Kaynak Metin:
▼
Batı ile Rusya arasındaki ilişkiler ve yaklaşan çetin kış sezonu, hassas dengelere dayalı koalisyon hükümetlerinin iktidarı devraldıkları AB ülkelerinin birçoğunda halkların tepkilerine yol açabilir. İktidarlar değişebilir, erken seçimler olabilir. Birkaç yıldır televizyon başında izlediğimiz nefesleri kesen meşhur "Taht Oyunları" dizisinin artık sembolleşen deyimi "Kış geliyor" sözcükleri... Yazar George Martin bu klasikleşen ifadeyi bir yandan güç kavgalarını bir yandan da iklim değişikliği tehlikesini birbiriyle iç içe kavramsallaştırarak kullandığını ve bileşik bir anlam yüklediğini söylüyor. Yedi Krallık ve Westeros dünyası kurgu, ama yaşadığımız dünyadan pek de farklı değil.
▲
Sorunlar ve Görevler:
(a) AB ve yaklaşan kış üzerine metne göre George Martin, "Kış geliyor" ifadesinde hangi iki konuyu iç içe kavramsallaştırdığını söylüyor?
(b) Lütfen AB ve yaklaşan kış üzerine metni son cümlesinden sonra devam ettirin.

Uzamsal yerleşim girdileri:
▼
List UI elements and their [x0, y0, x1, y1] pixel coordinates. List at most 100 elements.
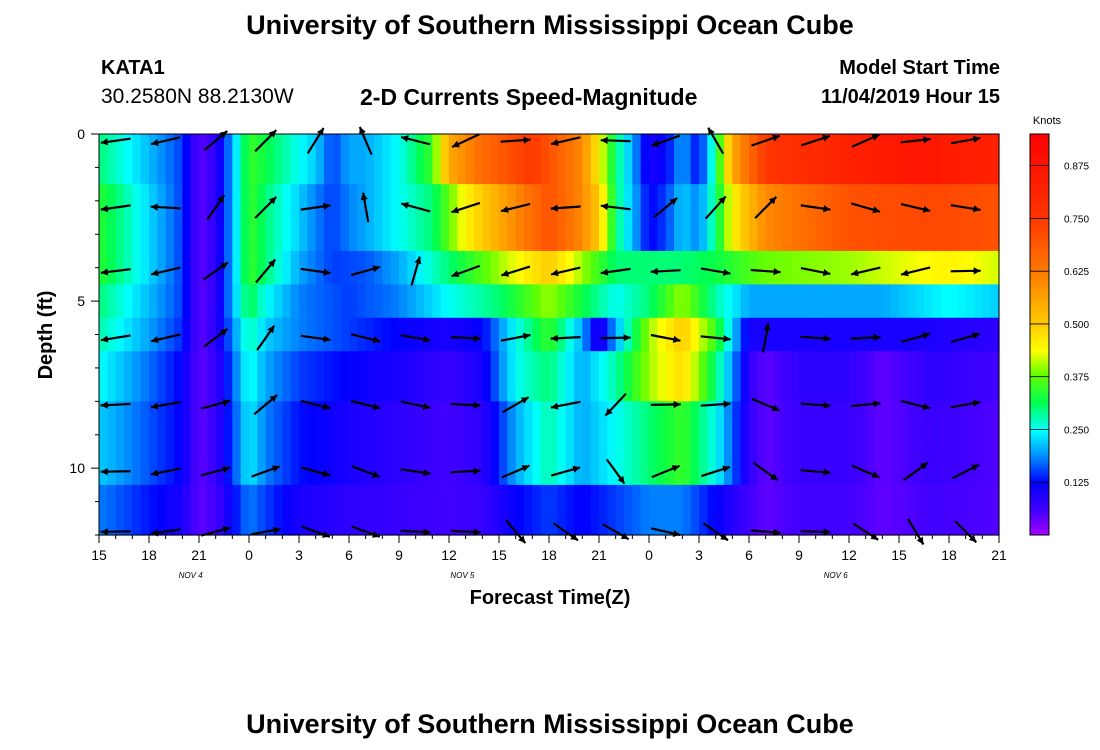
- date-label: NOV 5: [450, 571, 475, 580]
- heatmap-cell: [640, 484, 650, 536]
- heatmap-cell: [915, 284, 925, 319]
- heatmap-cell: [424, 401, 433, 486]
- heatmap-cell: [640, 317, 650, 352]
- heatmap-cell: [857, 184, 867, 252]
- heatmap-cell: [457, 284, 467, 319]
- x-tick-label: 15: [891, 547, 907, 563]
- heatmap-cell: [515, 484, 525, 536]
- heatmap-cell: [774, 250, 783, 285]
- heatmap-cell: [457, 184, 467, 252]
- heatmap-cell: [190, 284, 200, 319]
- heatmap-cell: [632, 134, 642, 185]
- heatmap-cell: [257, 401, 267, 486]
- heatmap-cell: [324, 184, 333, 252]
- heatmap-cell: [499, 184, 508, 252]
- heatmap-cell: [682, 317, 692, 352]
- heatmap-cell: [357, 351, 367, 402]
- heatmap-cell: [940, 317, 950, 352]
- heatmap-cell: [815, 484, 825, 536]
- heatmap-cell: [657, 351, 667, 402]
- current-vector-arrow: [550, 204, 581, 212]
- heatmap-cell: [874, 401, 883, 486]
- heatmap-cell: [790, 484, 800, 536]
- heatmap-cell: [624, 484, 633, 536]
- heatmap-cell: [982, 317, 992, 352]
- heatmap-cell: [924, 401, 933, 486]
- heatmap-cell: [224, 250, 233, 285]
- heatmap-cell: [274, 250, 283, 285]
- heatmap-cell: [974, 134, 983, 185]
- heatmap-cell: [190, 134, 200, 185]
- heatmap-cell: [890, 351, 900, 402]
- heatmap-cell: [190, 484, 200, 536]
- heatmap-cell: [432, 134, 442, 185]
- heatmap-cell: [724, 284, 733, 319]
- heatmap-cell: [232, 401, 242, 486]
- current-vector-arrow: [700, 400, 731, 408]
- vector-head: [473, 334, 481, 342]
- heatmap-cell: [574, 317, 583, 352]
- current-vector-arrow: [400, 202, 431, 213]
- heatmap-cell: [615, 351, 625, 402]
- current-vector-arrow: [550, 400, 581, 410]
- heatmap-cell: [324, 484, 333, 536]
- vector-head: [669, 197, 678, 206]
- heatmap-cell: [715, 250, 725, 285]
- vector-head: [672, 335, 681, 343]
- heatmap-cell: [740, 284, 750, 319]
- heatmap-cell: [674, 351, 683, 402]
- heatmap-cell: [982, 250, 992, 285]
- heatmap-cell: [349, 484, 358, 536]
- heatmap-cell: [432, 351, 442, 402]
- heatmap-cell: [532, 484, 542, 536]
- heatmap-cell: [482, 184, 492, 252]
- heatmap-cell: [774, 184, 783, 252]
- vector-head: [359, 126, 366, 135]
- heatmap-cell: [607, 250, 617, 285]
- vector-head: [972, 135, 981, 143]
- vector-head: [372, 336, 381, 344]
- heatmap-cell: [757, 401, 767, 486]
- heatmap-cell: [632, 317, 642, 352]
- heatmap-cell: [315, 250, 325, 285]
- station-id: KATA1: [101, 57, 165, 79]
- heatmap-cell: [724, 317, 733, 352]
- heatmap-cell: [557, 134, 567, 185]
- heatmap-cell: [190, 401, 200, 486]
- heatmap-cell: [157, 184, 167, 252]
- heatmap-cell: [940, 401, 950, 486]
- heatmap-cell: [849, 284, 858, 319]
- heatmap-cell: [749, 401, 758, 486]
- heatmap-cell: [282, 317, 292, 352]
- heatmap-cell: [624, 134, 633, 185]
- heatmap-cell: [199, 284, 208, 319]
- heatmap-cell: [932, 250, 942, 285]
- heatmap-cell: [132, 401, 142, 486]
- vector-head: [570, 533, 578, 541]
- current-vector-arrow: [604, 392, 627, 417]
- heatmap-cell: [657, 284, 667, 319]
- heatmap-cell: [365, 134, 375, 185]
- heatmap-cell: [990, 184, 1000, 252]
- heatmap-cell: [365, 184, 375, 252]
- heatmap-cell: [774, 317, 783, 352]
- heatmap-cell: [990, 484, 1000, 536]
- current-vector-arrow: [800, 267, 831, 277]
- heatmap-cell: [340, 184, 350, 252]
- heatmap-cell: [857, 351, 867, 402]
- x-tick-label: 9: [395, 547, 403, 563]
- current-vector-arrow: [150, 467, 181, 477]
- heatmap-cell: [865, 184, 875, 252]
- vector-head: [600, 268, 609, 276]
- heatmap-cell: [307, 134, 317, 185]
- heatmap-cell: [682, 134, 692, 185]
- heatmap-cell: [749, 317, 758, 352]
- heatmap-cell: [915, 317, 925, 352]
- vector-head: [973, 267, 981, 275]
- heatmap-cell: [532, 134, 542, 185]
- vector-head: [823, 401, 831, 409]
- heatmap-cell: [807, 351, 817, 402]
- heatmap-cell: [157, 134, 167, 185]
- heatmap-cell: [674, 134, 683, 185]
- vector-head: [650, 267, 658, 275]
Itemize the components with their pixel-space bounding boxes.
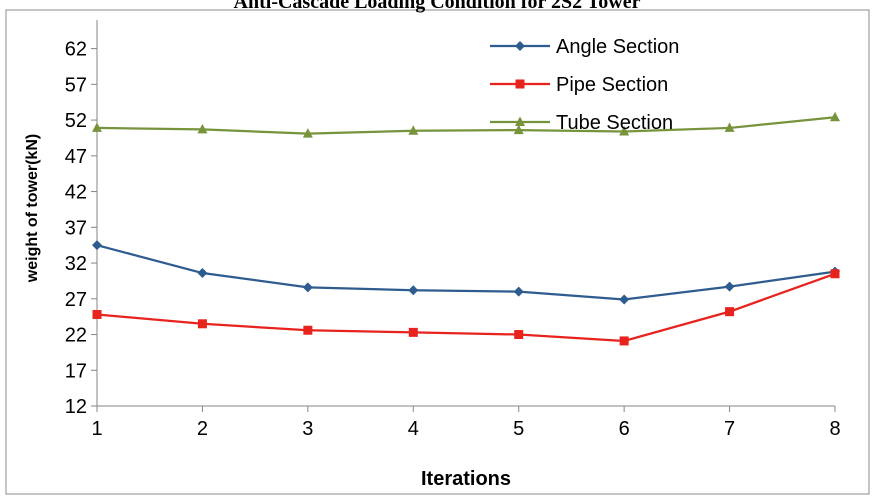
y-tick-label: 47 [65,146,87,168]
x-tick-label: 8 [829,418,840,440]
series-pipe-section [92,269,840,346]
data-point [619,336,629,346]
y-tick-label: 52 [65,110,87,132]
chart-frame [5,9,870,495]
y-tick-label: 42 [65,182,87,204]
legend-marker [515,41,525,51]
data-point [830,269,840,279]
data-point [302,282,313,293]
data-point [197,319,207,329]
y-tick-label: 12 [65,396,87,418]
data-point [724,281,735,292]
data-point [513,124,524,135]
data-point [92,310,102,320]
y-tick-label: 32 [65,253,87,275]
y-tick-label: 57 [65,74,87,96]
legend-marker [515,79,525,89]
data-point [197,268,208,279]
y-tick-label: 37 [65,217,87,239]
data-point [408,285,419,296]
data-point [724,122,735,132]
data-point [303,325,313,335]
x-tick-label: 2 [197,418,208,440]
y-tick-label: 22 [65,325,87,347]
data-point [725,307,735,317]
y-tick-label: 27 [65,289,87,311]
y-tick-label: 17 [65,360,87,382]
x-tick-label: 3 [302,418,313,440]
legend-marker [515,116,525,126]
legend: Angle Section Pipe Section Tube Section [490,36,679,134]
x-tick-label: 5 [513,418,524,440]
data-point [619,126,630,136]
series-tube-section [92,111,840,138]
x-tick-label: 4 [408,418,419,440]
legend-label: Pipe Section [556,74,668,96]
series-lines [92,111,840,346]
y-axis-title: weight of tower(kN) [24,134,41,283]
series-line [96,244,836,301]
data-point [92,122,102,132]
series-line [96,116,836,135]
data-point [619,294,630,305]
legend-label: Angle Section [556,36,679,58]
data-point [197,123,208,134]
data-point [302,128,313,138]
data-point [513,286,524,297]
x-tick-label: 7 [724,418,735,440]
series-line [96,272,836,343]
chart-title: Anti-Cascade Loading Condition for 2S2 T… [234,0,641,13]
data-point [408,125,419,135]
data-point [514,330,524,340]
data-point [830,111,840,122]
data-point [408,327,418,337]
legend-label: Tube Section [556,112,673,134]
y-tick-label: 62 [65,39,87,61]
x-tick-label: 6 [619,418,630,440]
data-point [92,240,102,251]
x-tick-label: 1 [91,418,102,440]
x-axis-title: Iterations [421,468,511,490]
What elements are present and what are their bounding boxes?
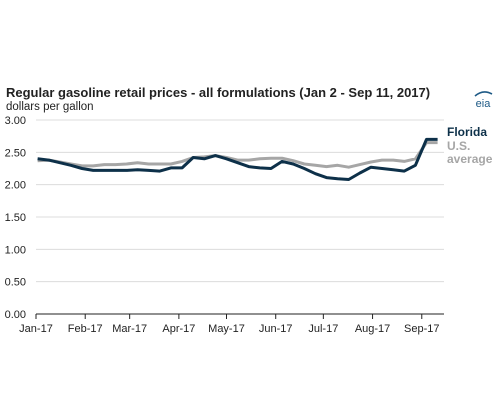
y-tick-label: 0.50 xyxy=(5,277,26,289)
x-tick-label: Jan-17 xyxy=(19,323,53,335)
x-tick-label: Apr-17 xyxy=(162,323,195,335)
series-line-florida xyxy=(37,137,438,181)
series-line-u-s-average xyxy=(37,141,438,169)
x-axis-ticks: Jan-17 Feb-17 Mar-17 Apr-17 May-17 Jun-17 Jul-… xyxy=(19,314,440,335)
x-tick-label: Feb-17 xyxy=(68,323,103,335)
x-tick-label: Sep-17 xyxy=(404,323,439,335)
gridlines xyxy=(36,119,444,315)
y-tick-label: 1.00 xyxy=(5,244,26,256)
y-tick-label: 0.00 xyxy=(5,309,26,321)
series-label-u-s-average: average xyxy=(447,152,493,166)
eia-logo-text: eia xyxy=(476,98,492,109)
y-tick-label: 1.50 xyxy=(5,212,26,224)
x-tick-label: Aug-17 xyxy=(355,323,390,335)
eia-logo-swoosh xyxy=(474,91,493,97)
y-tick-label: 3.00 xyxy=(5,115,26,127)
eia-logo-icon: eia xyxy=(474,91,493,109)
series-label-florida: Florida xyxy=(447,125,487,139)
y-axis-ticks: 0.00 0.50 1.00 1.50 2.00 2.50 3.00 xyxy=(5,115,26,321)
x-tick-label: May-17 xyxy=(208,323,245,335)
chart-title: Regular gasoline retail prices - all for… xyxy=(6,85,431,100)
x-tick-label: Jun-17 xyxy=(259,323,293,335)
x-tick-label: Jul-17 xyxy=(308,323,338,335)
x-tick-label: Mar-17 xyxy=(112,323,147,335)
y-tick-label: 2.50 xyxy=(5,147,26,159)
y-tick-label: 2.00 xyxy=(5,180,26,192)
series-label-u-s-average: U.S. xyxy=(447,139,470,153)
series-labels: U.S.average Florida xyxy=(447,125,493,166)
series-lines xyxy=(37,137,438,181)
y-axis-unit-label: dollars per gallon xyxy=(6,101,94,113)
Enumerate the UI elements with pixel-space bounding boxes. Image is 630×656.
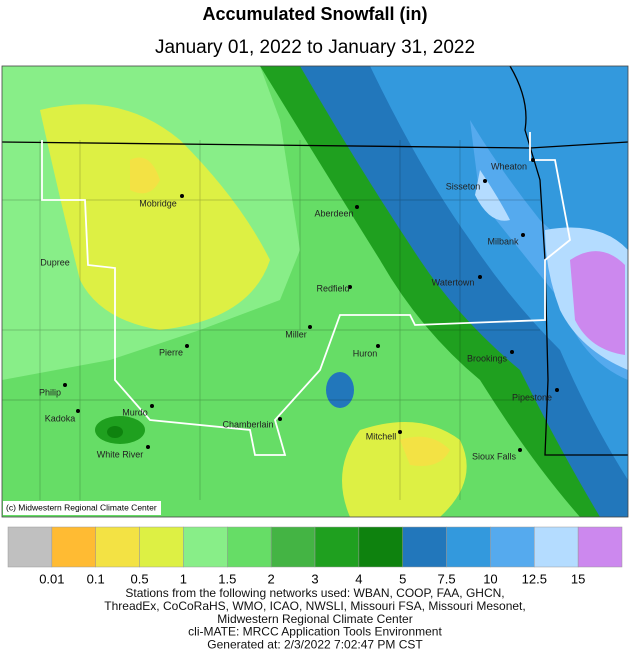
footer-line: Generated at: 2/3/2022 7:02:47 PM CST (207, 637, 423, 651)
▲
Görev Çıktıları:
(a) Güç kavgalarını ve iklim değişikliği tehlikesini.

(b)
İtalya'da hafta sonunda yapılan seçimleri sağ ittifak kazandı. Meloni-Salvini-Berlusconi üçlüsü yeni hükümet ortakları olarak görevi devralmaya hazırlanıyorlar. İtalya için çok yeni ve tüm Avrupa'ya önemli etkileri olabilecek bir gelişme bu. Benito Mussolini'nin Cumhuriyetçi Faşist Parti’ sinin devamı olarak kurulan neo-faşist İtalyan Sosyal Hareketi'ne dayalı "İtalya'nın Kardeşleri" partisi ittifakın en büyük ortağı. Partinin lideri Giorgia Meloni İtalya'nın ilk kadın başbakanı olacak. İtalya'da II. Dünya Savaşı'ndan bu yana ilk kez bu denli sağcı bir iktidar iş başına geliyor.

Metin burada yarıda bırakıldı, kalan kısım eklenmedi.